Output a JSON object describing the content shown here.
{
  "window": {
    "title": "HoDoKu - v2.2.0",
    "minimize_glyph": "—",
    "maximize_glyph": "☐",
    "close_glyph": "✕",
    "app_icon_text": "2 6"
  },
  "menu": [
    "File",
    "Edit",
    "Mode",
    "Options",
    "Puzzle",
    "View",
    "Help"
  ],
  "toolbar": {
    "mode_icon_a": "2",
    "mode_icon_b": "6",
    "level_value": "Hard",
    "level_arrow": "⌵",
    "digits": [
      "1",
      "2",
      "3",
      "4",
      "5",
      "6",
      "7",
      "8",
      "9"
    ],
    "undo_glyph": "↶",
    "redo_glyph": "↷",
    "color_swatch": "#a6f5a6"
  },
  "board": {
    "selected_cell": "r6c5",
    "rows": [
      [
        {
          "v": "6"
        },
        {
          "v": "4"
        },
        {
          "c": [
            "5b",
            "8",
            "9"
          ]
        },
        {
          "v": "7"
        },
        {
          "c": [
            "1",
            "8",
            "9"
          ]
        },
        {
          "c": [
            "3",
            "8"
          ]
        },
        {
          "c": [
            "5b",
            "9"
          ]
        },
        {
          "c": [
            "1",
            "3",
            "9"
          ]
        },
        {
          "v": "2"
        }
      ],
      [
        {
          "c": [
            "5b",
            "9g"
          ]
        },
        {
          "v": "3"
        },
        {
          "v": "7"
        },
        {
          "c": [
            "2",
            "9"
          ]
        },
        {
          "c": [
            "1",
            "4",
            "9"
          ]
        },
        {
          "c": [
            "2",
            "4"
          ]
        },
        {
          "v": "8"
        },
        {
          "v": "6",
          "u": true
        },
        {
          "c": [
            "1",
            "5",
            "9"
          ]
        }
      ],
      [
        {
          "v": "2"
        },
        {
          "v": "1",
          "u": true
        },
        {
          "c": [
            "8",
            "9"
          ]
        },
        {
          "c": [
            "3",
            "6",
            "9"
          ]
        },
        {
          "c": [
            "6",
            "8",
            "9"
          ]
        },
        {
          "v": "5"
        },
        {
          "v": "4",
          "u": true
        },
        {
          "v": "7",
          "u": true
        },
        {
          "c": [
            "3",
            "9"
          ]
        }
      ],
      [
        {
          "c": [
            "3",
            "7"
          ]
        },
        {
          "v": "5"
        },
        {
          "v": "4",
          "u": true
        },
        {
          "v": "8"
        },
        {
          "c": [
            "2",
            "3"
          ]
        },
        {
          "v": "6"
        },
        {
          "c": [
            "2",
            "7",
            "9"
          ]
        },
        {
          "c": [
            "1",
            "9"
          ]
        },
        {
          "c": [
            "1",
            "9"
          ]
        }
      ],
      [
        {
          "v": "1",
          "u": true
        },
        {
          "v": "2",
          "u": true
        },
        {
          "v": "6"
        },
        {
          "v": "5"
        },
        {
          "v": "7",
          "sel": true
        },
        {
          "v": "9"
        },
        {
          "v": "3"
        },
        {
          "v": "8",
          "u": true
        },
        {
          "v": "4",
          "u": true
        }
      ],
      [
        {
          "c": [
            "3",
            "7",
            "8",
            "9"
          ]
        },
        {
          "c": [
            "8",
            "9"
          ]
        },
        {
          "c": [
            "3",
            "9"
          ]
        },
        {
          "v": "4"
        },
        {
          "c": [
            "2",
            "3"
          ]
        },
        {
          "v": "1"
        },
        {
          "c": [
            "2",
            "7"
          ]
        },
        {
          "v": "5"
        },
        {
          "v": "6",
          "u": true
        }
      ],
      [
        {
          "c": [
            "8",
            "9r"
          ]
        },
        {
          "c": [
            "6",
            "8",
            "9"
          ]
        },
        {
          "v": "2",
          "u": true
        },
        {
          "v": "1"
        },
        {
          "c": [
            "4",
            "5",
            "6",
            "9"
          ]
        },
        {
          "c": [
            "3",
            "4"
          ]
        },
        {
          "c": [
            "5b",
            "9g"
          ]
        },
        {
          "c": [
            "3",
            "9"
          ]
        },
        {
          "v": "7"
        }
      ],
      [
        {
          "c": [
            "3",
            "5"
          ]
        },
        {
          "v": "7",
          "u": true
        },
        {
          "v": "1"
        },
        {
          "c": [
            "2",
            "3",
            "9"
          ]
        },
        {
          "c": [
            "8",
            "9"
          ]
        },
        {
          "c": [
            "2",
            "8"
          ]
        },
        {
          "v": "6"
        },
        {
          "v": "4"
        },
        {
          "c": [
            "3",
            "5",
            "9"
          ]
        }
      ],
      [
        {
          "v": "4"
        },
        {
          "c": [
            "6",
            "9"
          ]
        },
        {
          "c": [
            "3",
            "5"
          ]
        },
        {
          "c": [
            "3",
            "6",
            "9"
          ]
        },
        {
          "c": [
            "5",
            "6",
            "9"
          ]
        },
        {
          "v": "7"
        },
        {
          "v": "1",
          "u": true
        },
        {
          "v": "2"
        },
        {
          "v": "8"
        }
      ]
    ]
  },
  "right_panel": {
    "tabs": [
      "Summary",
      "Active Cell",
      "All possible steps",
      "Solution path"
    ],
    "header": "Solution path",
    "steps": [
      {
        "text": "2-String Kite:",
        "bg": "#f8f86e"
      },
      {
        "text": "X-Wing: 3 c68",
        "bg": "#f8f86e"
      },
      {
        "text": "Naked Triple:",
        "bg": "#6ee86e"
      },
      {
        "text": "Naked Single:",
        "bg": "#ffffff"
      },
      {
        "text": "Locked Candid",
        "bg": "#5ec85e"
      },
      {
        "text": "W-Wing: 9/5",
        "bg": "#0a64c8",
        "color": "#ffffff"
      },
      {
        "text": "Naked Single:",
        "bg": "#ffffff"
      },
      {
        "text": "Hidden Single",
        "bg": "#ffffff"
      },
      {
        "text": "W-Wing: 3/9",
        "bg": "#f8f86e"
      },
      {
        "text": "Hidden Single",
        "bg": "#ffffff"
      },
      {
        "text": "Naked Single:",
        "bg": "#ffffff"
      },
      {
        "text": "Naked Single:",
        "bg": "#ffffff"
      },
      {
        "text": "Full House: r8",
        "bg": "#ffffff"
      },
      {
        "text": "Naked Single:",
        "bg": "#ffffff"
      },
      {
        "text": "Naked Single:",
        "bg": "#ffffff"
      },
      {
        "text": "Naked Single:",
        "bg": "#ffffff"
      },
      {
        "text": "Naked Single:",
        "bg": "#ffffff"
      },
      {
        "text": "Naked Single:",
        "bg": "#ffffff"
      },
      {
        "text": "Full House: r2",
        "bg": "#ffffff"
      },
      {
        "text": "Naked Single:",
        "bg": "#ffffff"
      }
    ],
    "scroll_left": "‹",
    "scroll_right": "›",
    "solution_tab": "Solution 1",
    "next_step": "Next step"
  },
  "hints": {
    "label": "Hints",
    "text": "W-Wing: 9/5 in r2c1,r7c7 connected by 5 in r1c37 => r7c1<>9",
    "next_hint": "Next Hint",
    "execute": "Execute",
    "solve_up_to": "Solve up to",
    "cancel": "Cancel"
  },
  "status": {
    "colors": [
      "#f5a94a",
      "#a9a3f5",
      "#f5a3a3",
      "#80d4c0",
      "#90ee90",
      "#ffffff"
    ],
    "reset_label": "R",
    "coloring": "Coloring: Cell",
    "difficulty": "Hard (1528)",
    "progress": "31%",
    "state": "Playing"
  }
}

************

[Aim]
Reproduce the records above exactly.

[Task response]
Output a JSON object describing the content shown here.
{
  "window": {
    "title": "HoDoKu - v2.2.0",
    "minimize_glyph": "—",
    "maximize_glyph": "☐",
    "close_glyph": "✕",
    "app_icon_text": "2 6"
  },
  "menu": [
    "File",
    "Edit",
    "Mode",
    "Options",
    "Puzzle",
    "View",
    "Help"
  ],
  "toolbar": {
    "mode_icon_a": "2",
    "mode_icon_b": "6",
    "level_value": "Hard",
    "level_arrow": "⌵",
    "digits": [
      "1",
      "2",
      "3",
      "4",
      "5",
      "6",
      "7",
      "8",
      "9"
    ],
    "undo_glyph": "↶",
    "redo_glyph": "↷",
    "color_swatch": "#a6f5a6"
  },
  "board": {
    "selected_cell": "r6c5",
    "rows": [
      [
        {
          "v": "6"
        },
        {
          "v": "4"
        },
        {
          "c": [
            "5b",
            "8",
            "9"
          ]
        },
        {
          "v": "7"
        },
        {
          "c": [
            "1",
            "8",
            "9"
          ]
        },
        {
          "c": [
            "3",
            "8"
          ]
        },
        {
          "c": [
            "5b",
            "9"
          ]
        },
        {
          "c": [
            "1",
            "3",
            "9"
          ]
        },
        {
          "v": "2"
        }
      ],
      [
        {
          "c": [
            "5b",
            "9g"
          ]
        },
        {
          "v": "3"
        },
        {
          "v": "7"
        },
        {
          "c": [
            "2",
            "9"
          ]
        },
        {
          "c": [
            "1",
            "4",
            "9"
          ]
        },
        {
          "c": [
            "2",
            "4"
          ]
        },
        {
          "v": "8"
        },
        {
          "v": "6",
          "u": true
        },
        {
          "c": [
            "1",
            "5",
            "9"
          ]
        }
      ],
      [
        {
          "v": "2"
        },
        {
          "v": "1",
          "u": true
        },
        {
          "c": [
            "8",
            "9"
          ]
        },
        {
          "c": [
            "3",
            "6",
            "9"
          ]
        },
        {
          "c": [
            "6",
            "8",
            "9"
          ]
        },
        {
          "v": "5"
        },
        {
          "v": "4",
          "u": true
        },
        {
          "v": "7",
          "u": true
        },
        {
          "c": [
            "3",
            "9"
          ]
        }
      ],
      [
        {
          "c": [
            "3",
            "7"
          ]
        },
        {
          "v": "5"
        },
        {
          "v": "4",
          "u": true
        },
        {
          "v": "8"
        },
        {
          "c": [
            "2",
            "3"
          ]
        },
        {
          "v": "6"
        },
        {
          "c": [
            "2",
            "7",
            "9"
          ]
        },
        {
          "c": [
            "1",
            "9"
          ]
        },
        {
          "c": [
            "1",
            "9"
          ]
        }
      ],
      [
        {
          "v": "1",
          "u": true
        },
        {
          "v": "2",
          "u": true
        },
        {
          "v": "6"
        },
        {
          "v": "5"
        },
        {
          "v": "7",
          "sel": true
        },
        {
          "v": "9"
        },
        {
          "v": "3"
        },
        {
          "v": "8",
          "u": true
        },
        {
          "v": "4",
          "u": true
        }
      ],
      [
        {
          "c": [
            "3",
            "7",
            "8",
            "9"
          ]
        },
        {
          "c": [
            "8",
            "9"
          ]
        },
        {
          "c": [
            "3",
            "9"
          ]
        },
        {
          "v": "4"
        },
        {
          "c": [
            "2",
            "3"
          ]
        },
        {
          "v": "1"
        },
        {
          "c": [
            "2",
            "7"
          ]
        },
        {
          "v": "5"
        },
        {
          "v": "6",
          "u": true
        }
      ],
      [
        {
          "c": [
            "8",
            "9r"
          ]
        },
        {
          "c": [
            "6",
            "8",
            "9"
          ]
        },
        {
          "v": "2",
          "u": true
        },
        {
          "v": "1"
        },
        {
          "c": [
            "4",
            "5",
            "6",
            "9"
          ]
        },
        {
          "c": [
            "3",
            "4"
          ]
        },
        {
          "c": [
            "5b",
            "9g"
          ]
        },
        {
          "c": [
            "3",
            "9"
          ]
        },
        {
          "v": "7"
        }
      ],
      [
        {
          "c": [
            "3",
            "5"
          ]
        },
        {
          "v": "7",
          "u": true
        },
        {
          "v": "1"
        },
        {
          "c": [
            "2",
            "3",
            "9"
          ]
        },
        {
          "c": [
            "8",
            "9"
          ]
        },
        {
          "c": [
            "2",
            "8"
          ]
        },
        {
          "v": "6"
        },
        {
          "v": "4"
        },
        {
          "c": [
            "3",
            "5",
            "9"
          ]
        }
      ],
      [
        {
          "v": "4"
        },
        {
          "c": [
            "6",
            "9"
          ]
        },
        {
          "c": [
            "3",
            "5"
          ]
        },
        {
          "c": [
            "3",
            "6",
            "9"
          ]
        },
        {
          "c": [
            "5",
            "6",
            "9"
          ]
        },
        {
          "v": "7"
        },
        {
          "v": "1",
          "u": true
        },
        {
          "v": "2"
        },
        {
          "v": "8"
        }
      ]
    ]
  },
  "right_panel": {
    "tabs": [
      "Summary",
      "Active Cell",
      "All possible steps",
      "Solution path"
    ],
    "header": "Solution path",
    "steps": [
      {
        "text": "2-String Kite:",
        "bg": "#f8f86e"
      },
      {
        "text": "X-Wing: 3 c68",
        "bg": "#f8f86e"
      },
      {
        "text": "Naked Triple:",
        "bg": "#6ee86e"
      },
      {
        "text": "Naked Single:",
        "bg": "#ffffff"
      },
      {
        "text": "Locked Candid",
        "bg": "#5ec85e"
      },
      {
        "text": "W-Wing: 9/5",
        "bg": "#0a64c8",
        "color": "#ffffff"
      },
      {
        "text": "Naked Single:",
        "bg": "#ffffff"
      },
      {
        "text": "Hidden Single",
        "bg": "#ffffff"
      },
      {
        "text": "W-Wing: 3/9",
        "bg": "#f8f86e"
      },
      {
        "text": "Hidden Single",
        "bg": "#ffffff"
      },
      {
        "text": "Naked Single:",
        "bg": "#ffffff"
      },
      {
        "text": "Naked Single:",
        "bg": "#ffffff"
      },
      {
        "text": "Full House: r8",
        "bg": "#ffffff"
      },
      {
        "text": "Naked Single:",
        "bg": "#ffffff"
      },
      {
        "text": "Naked Single:",
        "bg": "#ffffff"
      },
      {
        "text": "Naked Single:",
        "bg": "#ffffff"
      },
      {
        "text": "Naked Single:",
        "bg": "#ffffff"
      },
      {
        "text": "Naked Single:",
        "bg": "#ffffff"
      },
      {
        "text": "Full House: r2",
        "bg": "#ffffff"
      },
      {
        "text": "Naked Single:",
        "bg": "#ffffff"
      }
    ],
    "scroll_left": "‹",
    "scroll_right": "›",
    "solution_tab": "Solution 1",
    "next_step": "Next step"
  },
  "hints": {
    "label": "Hints",
    "text": "W-Wing: 9/5 in r2c1,r7c7 connected by 5 in r1c37 => r7c1<>9",
    "next_hint": "Next Hint",
    "execute": "Execute",
    "solve_up_to": "Solve up to",
    "cancel": "Cancel"
  },
  "status": {
    "colors": [
      "#f5a94a",
      "#a9a3f5",
      "#f5a3a3",
      "#80d4c0",
      "#90ee90",
      "#ffffff"
    ],
    "reset_label": "R",
    "coloring": "Coloring: Cell",
    "difficulty": "Hard (1528)",
    "progress": "31%",
    "state": "Playing"
  }
}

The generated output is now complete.